▶ _PROVIDED RECORDS_

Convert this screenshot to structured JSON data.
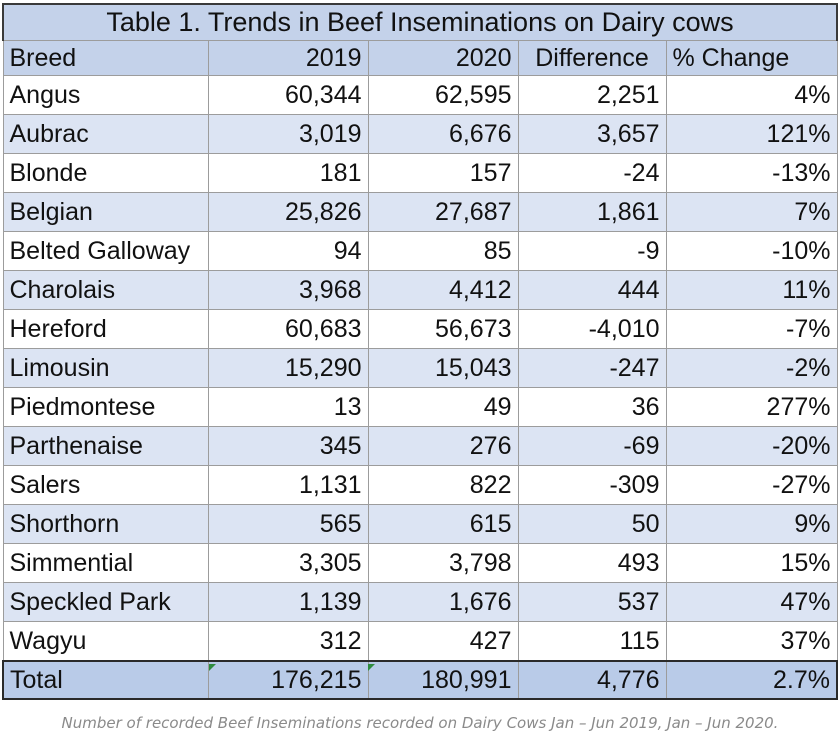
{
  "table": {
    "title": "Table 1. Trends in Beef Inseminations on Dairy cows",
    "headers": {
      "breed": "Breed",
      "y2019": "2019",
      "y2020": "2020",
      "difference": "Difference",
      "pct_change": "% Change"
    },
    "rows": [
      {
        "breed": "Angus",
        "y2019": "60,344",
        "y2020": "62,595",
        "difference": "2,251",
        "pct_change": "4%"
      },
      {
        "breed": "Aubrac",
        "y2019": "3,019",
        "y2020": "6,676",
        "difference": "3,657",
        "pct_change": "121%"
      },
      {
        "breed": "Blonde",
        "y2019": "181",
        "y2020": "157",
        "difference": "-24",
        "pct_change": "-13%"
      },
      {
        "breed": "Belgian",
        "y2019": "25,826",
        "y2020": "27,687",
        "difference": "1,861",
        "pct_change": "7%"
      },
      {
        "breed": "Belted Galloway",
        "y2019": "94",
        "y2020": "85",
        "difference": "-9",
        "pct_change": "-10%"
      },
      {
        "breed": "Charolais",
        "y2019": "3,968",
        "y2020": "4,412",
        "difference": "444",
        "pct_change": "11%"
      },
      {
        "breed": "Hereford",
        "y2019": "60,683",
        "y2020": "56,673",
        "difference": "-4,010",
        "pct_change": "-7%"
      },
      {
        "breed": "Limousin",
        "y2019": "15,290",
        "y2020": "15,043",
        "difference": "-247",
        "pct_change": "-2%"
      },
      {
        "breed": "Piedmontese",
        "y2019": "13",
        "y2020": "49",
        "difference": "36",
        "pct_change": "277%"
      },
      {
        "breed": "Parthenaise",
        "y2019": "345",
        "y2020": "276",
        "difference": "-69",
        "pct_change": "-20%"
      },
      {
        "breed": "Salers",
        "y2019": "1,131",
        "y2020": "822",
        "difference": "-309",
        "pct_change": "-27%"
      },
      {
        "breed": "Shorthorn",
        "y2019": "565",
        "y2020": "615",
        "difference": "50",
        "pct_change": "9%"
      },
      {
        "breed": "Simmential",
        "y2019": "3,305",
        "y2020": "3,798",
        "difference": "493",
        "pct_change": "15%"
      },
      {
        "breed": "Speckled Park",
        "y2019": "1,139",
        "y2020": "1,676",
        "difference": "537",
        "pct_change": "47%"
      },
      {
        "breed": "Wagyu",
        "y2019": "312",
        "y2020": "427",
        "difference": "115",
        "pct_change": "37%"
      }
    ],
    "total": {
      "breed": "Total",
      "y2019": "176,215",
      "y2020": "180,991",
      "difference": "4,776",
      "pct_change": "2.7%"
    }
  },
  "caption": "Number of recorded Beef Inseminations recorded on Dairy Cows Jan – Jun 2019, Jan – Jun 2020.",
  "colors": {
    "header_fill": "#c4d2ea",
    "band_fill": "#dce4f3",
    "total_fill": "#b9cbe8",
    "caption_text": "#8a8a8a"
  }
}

▶ _THE TASK_
Copy all lines from the listing that contain "Beef".

▶ _ANSWER TO THIS EXERCISE_
    "title": "Table 1. Trends in Beef Inseminations on Dairy cows",
  "caption": "Number of recorded Beef Inseminations recorded on Dairy Cows Jan – Jun 2019, Jan – Jun 2020.",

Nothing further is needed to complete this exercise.